Collected data entries:
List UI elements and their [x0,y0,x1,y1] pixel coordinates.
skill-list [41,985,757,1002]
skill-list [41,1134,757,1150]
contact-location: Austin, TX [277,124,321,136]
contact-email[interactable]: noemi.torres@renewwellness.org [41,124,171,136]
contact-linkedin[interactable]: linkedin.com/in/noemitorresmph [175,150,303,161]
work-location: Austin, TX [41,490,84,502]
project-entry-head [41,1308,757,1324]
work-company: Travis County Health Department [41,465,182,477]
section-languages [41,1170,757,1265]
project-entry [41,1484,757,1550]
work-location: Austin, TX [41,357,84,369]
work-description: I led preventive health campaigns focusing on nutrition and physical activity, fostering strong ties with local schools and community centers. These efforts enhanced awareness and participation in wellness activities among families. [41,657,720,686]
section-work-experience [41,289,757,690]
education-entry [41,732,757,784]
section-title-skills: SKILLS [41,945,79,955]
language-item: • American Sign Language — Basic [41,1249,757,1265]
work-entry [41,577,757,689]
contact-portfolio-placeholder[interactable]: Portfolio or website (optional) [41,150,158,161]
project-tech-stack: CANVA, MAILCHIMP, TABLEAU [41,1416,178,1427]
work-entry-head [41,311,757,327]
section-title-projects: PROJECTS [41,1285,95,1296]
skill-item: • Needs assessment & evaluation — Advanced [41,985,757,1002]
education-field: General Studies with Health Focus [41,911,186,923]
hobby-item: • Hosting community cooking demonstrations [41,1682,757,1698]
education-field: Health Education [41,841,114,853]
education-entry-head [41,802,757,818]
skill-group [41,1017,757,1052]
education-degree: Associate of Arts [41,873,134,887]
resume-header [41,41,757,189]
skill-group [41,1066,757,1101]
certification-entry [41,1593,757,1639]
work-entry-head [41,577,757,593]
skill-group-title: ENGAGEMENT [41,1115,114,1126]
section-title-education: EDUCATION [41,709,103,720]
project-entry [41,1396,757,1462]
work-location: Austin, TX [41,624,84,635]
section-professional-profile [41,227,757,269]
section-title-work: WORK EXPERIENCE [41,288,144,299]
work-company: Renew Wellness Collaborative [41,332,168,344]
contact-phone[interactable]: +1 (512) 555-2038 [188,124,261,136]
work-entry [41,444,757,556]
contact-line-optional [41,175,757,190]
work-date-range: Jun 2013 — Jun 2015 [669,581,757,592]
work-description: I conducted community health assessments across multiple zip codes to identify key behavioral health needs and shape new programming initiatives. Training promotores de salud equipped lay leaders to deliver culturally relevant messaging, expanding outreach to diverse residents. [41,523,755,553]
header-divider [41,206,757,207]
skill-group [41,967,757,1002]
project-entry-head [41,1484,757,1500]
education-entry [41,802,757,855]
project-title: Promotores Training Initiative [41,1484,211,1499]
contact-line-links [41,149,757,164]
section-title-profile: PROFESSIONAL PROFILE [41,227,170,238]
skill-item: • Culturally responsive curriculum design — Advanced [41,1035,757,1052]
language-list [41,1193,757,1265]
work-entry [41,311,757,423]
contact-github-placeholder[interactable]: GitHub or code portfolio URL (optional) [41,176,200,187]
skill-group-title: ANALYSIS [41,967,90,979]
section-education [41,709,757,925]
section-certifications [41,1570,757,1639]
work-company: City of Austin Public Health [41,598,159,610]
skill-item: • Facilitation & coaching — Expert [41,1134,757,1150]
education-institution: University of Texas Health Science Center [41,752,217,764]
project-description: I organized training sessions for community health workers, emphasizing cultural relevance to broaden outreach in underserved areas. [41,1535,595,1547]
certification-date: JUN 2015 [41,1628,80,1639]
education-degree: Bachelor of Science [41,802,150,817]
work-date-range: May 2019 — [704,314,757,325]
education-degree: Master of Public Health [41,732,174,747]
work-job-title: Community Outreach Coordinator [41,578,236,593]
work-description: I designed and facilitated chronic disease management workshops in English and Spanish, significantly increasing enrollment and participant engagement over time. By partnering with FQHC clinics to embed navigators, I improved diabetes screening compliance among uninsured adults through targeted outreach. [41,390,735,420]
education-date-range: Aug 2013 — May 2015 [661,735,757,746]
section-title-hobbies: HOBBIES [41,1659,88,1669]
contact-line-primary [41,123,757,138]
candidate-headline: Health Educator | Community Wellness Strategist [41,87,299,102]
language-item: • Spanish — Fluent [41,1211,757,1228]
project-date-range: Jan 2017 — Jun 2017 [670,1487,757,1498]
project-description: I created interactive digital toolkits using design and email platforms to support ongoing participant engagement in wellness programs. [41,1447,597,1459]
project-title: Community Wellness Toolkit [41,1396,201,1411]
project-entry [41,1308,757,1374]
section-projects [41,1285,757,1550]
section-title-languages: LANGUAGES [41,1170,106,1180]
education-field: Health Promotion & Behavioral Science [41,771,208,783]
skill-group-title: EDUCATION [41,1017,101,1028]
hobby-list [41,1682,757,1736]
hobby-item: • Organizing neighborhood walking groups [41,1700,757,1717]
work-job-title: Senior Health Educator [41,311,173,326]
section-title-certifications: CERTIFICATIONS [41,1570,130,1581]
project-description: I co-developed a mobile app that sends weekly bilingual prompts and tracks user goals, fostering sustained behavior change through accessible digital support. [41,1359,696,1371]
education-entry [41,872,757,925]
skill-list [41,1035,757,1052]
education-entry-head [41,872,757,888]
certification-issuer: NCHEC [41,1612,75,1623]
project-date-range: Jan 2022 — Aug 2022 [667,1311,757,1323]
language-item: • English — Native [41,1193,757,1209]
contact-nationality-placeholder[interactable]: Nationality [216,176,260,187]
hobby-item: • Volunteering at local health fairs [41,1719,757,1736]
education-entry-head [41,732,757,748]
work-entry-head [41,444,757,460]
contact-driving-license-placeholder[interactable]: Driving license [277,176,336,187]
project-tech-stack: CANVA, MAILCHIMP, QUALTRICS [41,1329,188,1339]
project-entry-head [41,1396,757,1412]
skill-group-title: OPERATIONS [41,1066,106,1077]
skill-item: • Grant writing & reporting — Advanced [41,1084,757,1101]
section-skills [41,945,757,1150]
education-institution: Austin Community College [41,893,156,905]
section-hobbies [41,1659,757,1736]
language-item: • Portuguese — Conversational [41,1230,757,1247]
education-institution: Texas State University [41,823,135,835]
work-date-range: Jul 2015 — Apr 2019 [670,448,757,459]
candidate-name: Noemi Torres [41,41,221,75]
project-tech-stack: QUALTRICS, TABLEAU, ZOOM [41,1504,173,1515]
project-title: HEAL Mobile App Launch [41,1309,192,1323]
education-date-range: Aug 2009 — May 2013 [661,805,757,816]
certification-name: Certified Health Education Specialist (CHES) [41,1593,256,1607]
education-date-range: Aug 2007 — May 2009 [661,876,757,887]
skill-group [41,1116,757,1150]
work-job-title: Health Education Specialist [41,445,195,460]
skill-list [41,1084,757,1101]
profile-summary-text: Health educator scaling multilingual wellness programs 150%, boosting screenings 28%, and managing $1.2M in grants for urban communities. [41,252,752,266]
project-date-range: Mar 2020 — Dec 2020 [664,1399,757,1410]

Problem.
Can you lay out the lines as a Markdown table with the columns Row and Line, starting at the first line and stopping after the one that contains "resume-header [41,41,757,189]"? Skip any blank lines.

Output of the task.
| Row | Line |
|---|---|
| 1 | List UI elements and their [x0,y0,x1,y1] pixel coordinates. |
| 2 | skill-list [41,985,757,1002] |
| 3 | skill-list [41,1134,757,1150] |
| 4 | contact-location: Austin, TX [277,124,321,136] |
| 5 | contact-email[interactable]: noemi.torres@renewwellness.org [41,124,171,136] |
| 6 | contact-linkedin[interactable]: linkedin.com/in/noemitorresmph [175,150,303,161] |
| 7 | work-location: Austin, TX [41,490,84,502] |
| 8 | project-entry-head [41,1308,757,1324] |
| 9 | work-company: Travis County Health Department [41,465,182,477] |
| 10 | section-languages [41,1170,757,1265] |
| 11 | project-entry [41,1484,757,1550] |
| 12 | work-location: Austin, TX [41,357,84,369] |
| 13 | work-description: I led preventive health campaigns focusing on nutrition and physical activity, fostering strong ties with local schools and community centers. These efforts enhanced awareness and participation in wellness activities among families. [41,657,720,686] |
| 14 | section-work-experience [41,289,757,690] |
| 15 | education-entry [41,732,757,784] |
| 16 | section-title-skills: SKILLS [41,945,79,955] |
| 17 | language-item: • American Sign Language — Basic [41,1249,757,1265] |
| 18 | work-entry [41,577,757,689] |
| 19 | contact-portfolio-placeholder[interactable]: Portfolio or website (optional) [41,150,158,161] |
| 20 | project-tech-stack: CANVA, MAILCHIMP, TABLEAU [41,1416,178,1427] |
| 21 | work-entry-head [41,311,757,327] |
| 22 | section-title-projects: PROJECTS [41,1285,95,1296] |
| 23 | skill-item: • Needs assessment & evaluation — Advanced [41,985,757,1002] |
| 24 | education-field: General Studies with Health Focus [41,911,186,923] |
| 25 | hobby-item: • Hosting community cooking demonstrations [41,1682,757,1698] |
| 26 | education-field: Health Education [41,841,114,853] |
| 27 | education-entry-head [41,802,757,818] |
| 28 | skill-group [41,1017,757,1052] |
| 29 | education-degree: Associate of Arts [41,873,134,887] |
| 30 | resume-header [41,41,757,189] |